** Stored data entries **
━━━

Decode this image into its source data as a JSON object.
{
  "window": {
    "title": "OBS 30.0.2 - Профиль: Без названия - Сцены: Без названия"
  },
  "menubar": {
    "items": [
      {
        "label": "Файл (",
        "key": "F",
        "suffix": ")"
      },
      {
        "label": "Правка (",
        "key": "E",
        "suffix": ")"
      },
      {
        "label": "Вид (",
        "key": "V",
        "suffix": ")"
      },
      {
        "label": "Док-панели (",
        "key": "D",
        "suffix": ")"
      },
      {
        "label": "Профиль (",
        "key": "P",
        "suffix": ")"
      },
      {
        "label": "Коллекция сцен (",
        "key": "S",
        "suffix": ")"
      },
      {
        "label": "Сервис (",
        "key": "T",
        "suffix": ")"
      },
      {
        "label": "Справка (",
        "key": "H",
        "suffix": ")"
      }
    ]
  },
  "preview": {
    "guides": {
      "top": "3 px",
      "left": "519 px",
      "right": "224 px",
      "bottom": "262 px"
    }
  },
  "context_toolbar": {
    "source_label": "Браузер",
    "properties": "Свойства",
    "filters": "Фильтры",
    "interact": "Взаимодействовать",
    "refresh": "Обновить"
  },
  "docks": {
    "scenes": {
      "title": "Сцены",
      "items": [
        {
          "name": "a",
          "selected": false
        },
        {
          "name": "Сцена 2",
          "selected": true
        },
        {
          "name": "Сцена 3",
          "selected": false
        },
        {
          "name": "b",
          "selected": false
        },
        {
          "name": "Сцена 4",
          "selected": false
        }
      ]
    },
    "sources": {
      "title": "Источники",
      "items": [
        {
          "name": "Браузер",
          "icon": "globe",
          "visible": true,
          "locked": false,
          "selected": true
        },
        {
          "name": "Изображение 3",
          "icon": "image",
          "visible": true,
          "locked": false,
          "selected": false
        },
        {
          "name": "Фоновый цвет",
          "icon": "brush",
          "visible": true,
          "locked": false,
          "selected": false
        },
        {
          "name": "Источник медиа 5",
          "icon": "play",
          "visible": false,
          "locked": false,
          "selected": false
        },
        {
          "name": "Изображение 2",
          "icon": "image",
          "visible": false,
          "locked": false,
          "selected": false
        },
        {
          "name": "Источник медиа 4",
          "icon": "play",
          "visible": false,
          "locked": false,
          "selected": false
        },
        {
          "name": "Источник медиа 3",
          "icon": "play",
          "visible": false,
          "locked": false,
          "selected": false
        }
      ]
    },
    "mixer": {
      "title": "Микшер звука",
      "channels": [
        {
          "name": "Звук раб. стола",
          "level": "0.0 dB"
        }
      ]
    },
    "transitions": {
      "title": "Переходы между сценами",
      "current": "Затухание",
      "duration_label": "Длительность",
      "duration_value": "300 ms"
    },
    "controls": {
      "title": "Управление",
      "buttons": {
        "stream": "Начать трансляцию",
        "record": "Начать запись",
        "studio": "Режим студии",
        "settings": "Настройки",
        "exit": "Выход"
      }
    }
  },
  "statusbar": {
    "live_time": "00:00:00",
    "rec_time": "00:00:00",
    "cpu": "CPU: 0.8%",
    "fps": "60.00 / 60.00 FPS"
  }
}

━━━

** Task to complete **
Retype every record above exactly as it appears.

** Answer **
Decode this image into its source data as a JSON object.
{
  "window": {
    "title": "OBS 30.0.2 - Профиль: Без названия - Сцены: Без названия"
  },
  "menubar": {
    "items": [
      {
        "label": "Файл (",
        "key": "F",
        "suffix": ")"
      },
      {
        "label": "Правка (",
        "key": "E",
        "suffix": ")"
      },
      {
        "label": "Вид (",
        "key": "V",
        "suffix": ")"
      },
      {
        "label": "Док-панели (",
        "key": "D",
        "suffix": ")"
      },
      {
        "label": "Профиль (",
        "key": "P",
        "suffix": ")"
      },
      {
        "label": "Коллекция сцен (",
        "key": "S",
        "suffix": ")"
      },
      {
        "label": "Сервис (",
        "key": "T",
        "suffix": ")"
      },
      {
        "label": "Справка (",
        "key": "H",
        "suffix": ")"
      }
    ]
  },
  "preview": {
    "guides": {
      "top": "3 px",
      "left": "519 px",
      "right": "224 px",
      "bottom": "262 px"
    }
  },
  "context_toolbar": {
    "source_label": "Браузер",
    "properties": "Свойства",
    "filters": "Фильтры",
    "interact": "Взаимодействовать",
    "refresh": "Обновить"
  },
  "docks": {
    "scenes": {
      "title": "Сцены",
      "items": [
        {
          "name": "a",
          "selected": false
        },
        {
          "name": "Сцена 2",
          "selected": true
        },
        {
          "name": "Сцена 3",
          "selected": false
        },
        {
          "name": "b",
          "selected": false
        },
        {
          "name": "Сцена 4",
          "selected": false
        }
      ]
    },
    "sources": {
      "title": "Источники",
      "items": [
        {
          "name": "Браузер",
          "icon": "globe",
          "visible": true,
          "locked": false,
          "selected": true
        },
        {
          "name": "Изображение 3",
          "icon": "image",
          "visible": true,
          "locked": false,
          "selected": false
        },
        {
          "name": "Фоновый цвет",
          "icon": "brush",
          "visible": true,
          "locked": false,
          "selected": false
        },
        {
          "name": "Источник медиа 5",
          "icon": "play",
          "visible": false,
          "locked": false,
          "selected": false
        },
        {
          "name": "Изображение 2",
          "icon": "image",
          "visible": false,
          "locked": false,
          "selected": false
        },
        {
          "name": "Источник медиа 4",
          "icon": "play",
          "visible": false,
          "locked": false,
          "selected": false
        },
        {
          "name": "Источник медиа 3",
          "icon": "play",
          "visible": false,
          "locked": false,
          "selected": false
        }
      ]
    },
    "mixer": {
      "title": "Микшер звука",
      "channels": [
        {
          "name": "Звук раб. стола",
          "level": "0.0 dB"
        }
      ]
    },
    "transitions": {
      "title": "Переходы между сценами",
      "current": "Затухание",
      "duration_label": "Длительность",
      "duration_value": "300 ms"
    },
    "controls": {
      "title": "Управление",
      "buttons": {
        "stream": "Начать трансляцию",
        "record": "Начать запись",
        "studio": "Режим студии",
        "settings": "Настройки",
        "exit": "Выход"
      }
    }
  },
  "statusbar": {
    "live_time": "00:00:00",
    "rec_time": "00:00:00",
    "cpu": "CPU: 0.8%",
    "fps": "60.00 / 60.00 FPS"
  }
}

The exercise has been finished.